>> START DATA FOR THIS EXERCISE

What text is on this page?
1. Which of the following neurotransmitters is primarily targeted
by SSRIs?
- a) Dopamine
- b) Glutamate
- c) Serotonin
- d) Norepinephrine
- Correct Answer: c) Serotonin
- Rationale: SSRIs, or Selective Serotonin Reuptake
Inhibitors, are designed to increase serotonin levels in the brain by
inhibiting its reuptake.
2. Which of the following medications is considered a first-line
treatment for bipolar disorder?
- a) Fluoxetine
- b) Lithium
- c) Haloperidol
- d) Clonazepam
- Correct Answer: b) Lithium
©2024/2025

>> END DATA FOR THIS EXERCISE

**WHAT NEEDS TO BE DONE**:
Retype the records in full. Keep every line identical to the original.

**THE RESULT**:
What text is on this page?
1. Which of the following neurotransmitters is primarily targeted
by SSRIs?
- a) Dopamine
- b) Glutamate
- c) Serotonin
- d) Norepinephrine
- Correct Answer: c) Serotonin
- Rationale: SSRIs, or Selective Serotonin Reuptake
Inhibitors, are designed to increase serotonin levels in the brain by
inhibiting its reuptake.
2. Which of the following medications is considered a first-line
treatment for bipolar disorder?
- a) Fluoxetine
- b) Lithium
- c) Haloperidol
- d) Clonazepam
- Correct Answer: b) Lithium
©2024/2025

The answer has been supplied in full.